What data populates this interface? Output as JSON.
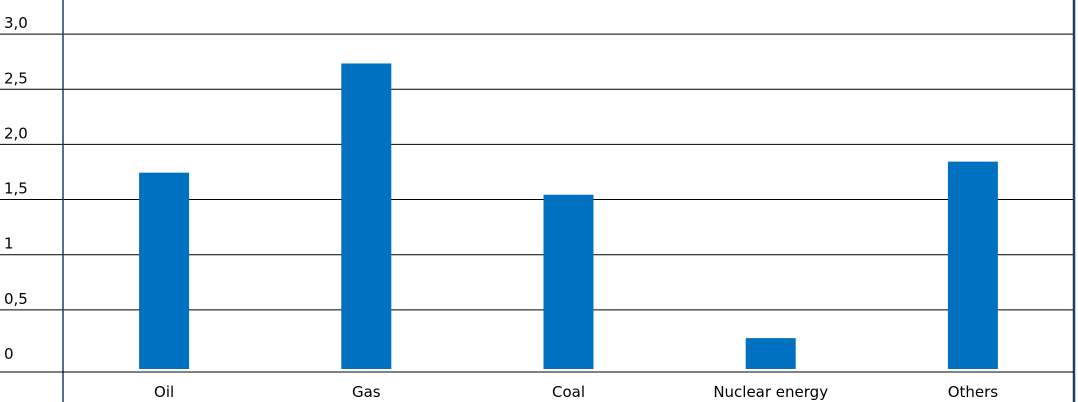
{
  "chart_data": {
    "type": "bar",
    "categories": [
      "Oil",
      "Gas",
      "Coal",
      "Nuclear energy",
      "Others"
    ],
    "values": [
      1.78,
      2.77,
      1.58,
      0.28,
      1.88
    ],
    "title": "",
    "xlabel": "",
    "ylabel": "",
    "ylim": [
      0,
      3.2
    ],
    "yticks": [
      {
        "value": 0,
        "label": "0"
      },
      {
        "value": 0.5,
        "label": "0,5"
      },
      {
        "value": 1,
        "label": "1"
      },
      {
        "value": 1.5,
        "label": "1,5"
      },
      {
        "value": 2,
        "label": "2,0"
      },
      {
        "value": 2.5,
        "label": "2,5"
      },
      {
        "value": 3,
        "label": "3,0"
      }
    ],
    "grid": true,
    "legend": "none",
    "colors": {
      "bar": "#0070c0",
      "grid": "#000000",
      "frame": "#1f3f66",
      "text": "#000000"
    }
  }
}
+--
### Instructions for the task
The material above must be printed exactly, with its pictures left out.

### Final result
What data populates this interface? Output as JSON.
{
  "chart_data": {
    "type": "bar",
    "categories": [
      "Oil",
      "Gas",
      "Coal",
      "Nuclear energy",
      "Others"
    ],
    "values": [
      1.78,
      2.77,
      1.58,
      0.28,
      1.88
    ],
    "title": "",
    "xlabel": "",
    "ylabel": "",
    "ylim": [
      0,
      3.2
    ],
    "yticks": [
      {
        "value": 0,
        "label": "0"
      },
      {
        "value": 0.5,
        "label": "0,5"
      },
      {
        "value": 1,
        "label": "1"
      },
      {
        "value": 1.5,
        "label": "1,5"
      },
      {
        "value": 2,
        "label": "2,0"
      },
      {
        "value": 2.5,
        "label": "2,5"
      },
      {
        "value": 3,
        "label": "3,0"
      }
    ],
    "grid": true,
    "legend": "none",
    "colors": {
      "bar": "#0070c0",
      "grid": "#000000",
      "frame": "#1f3f66",
      "text": "#000000"
    }
  }
}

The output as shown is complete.